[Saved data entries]
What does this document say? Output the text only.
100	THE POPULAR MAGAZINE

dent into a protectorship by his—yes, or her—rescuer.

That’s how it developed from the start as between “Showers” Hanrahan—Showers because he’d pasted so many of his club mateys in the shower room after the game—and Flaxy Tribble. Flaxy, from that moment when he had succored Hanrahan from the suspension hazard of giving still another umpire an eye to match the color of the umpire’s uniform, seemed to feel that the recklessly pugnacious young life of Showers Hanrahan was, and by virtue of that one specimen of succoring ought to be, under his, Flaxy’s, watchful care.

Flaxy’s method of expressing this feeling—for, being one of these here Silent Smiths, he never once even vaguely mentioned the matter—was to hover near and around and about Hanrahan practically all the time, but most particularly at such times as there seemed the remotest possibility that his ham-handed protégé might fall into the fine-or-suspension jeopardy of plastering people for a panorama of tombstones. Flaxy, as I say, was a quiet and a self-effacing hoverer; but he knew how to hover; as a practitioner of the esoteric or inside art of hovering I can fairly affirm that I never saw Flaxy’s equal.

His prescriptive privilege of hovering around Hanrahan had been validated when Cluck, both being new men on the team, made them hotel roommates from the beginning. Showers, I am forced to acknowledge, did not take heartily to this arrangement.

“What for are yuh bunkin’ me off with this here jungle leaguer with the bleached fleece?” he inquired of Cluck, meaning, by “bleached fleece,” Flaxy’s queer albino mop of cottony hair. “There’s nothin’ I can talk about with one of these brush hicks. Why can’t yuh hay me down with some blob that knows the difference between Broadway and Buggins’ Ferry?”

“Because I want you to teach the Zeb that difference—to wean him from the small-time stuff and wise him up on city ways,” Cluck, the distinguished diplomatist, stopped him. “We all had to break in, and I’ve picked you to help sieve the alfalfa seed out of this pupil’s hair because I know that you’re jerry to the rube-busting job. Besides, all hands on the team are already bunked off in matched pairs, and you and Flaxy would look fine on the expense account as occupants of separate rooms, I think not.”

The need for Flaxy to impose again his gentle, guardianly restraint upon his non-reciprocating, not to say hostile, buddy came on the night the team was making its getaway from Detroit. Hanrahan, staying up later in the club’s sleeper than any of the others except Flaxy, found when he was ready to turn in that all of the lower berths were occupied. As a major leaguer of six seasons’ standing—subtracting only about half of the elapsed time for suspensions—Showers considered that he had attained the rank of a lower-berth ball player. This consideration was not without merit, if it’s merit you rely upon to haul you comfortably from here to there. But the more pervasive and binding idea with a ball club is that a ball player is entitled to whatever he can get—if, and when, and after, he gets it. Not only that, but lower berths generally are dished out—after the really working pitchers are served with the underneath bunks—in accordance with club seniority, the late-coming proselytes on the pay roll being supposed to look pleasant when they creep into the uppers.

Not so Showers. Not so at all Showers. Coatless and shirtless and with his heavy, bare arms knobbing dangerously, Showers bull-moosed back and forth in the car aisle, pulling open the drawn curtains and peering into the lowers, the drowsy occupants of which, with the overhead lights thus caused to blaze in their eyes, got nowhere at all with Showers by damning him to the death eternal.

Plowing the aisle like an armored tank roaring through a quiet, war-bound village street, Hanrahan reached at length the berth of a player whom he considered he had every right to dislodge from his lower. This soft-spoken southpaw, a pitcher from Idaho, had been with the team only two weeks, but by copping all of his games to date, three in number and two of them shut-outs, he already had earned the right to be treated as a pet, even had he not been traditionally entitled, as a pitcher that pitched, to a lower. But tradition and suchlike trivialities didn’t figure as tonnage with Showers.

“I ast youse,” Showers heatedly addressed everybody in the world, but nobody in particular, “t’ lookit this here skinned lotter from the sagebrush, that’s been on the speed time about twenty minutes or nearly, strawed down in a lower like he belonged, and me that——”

**Requirement**
Output the records verbatim, from the first line to the last.

**Result for this task**
What does this document say? Output the text only.
100	THE POPULAR MAGAZINE

dent into a protectorship by his—yes, or her—rescuer.

That’s how it developed from the start as between “Showers” Hanrahan—Showers because he’d pasted so many of his club mateys in the shower room after the game—and Flaxy Tribble. Flaxy, from that moment when he had succored Hanrahan from the suspension hazard of giving still another umpire an eye to match the color of the umpire’s uniform, seemed to feel that the recklessly pugnacious young life of Showers Hanrahan was, and by virtue of that one specimen of succoring ought to be, under his, Flaxy’s, watchful care.

Flaxy’s method of expressing this feeling—for, being one of these here Silent Smiths, he never once even vaguely mentioned the matter—was to hover near and around and about Hanrahan practically all the time, but most particularly at such times as there seemed the remotest possibility that his ham-handed protégé might fall into the fine-or-suspension jeopardy of plastering people for a panorama of tombstones. Flaxy, as I say, was a quiet and a self-effacing hoverer; but he knew how to hover; as a practitioner of the esoteric or inside art of hovering I can fairly affirm that I never saw Flaxy’s equal.

His prescriptive privilege of hovering around Hanrahan had been validated when Cluck, both being new men on the team, made them hotel roommates from the beginning. Showers, I am forced to acknowledge, did not take heartily to this arrangement.

“What for are yuh bunkin’ me off with this here jungle leaguer with the bleached fleece?” he inquired of Cluck, meaning, by “bleached fleece,” Flaxy’s queer albino mop of cottony hair. “There’s nothin’ I can talk about with one of these brush hicks. Why can’t yuh hay me down with some blob that knows the difference between Broadway and Buggins’ Ferry?”

“Because I want you to teach the Zeb that difference—to wean him from the small-time stuff and wise him up on city ways,” Cluck, the distinguished diplomatist, stopped him. “We all had to break in, and I’ve picked you to help sieve the alfalfa seed out of this pupil’s hair because I know that you’re jerry to the rube-busting job. Besides, all hands on the team are already bunked off in matched pairs, and you and Flaxy would look fine on the expense account as occupants of separate rooms, I think not.”

The need for Flaxy to impose again his gentle, guardianly restraint upon his non-reciprocating, not to say hostile, buddy came on the night the team was making its getaway from Detroit. Hanrahan, staying up later in the club’s sleeper than any of the others except Flaxy, found when he was ready to turn in that all of the lower berths were occupied. As a major leaguer of six seasons’ standing—subtracting only about half of the elapsed time for suspensions—Showers considered that he had attained the rank of a lower-berth ball player. This consideration was not without merit, if it’s merit you rely upon to haul you comfortably from here to there. But the more pervasive and binding idea with a ball club is that a ball player is entitled to whatever he can get—if, and when, and after, he gets it. Not only that, but lower berths generally are dished out—after the really working pitchers are served with the underneath bunks—in accordance with club seniority, the late-coming proselytes on the pay roll being supposed to look pleasant when they creep into the uppers.

Not so Showers. Not so at all Showers. Coatless and shirtless and with his heavy, bare arms knobbing dangerously, Showers bull-moosed back and forth in the car aisle, pulling open the drawn curtains and peering into the lowers, the drowsy occupants of which, with the overhead lights thus caused to blaze in their eyes, got nowhere at all with Showers by damning him to the death eternal.

Plowing the aisle like an armored tank roaring through a quiet, war-bound village street, Hanrahan reached at length the berth of a player whom he considered he had every right to dislodge from his lower. This soft-spoken southpaw, a pitcher from Idaho, had been with the team only two weeks, but by copping all of his games to date, three in number and two of them shut-outs, he already had earned the right to be treated as a pet, even had he not been traditionally entitled, as a pitcher that pitched, to a lower. But tradition and suchlike trivialities didn’t figure as tonnage with Showers.

“I ast youse,” Showers heatedly addressed everybody in the world, but nobody in particular, “t’ lookit this here skinned lotter from the sagebrush, that’s been on the speed time about twenty minutes or nearly, strawed down in a lower like he belonged, and me that——”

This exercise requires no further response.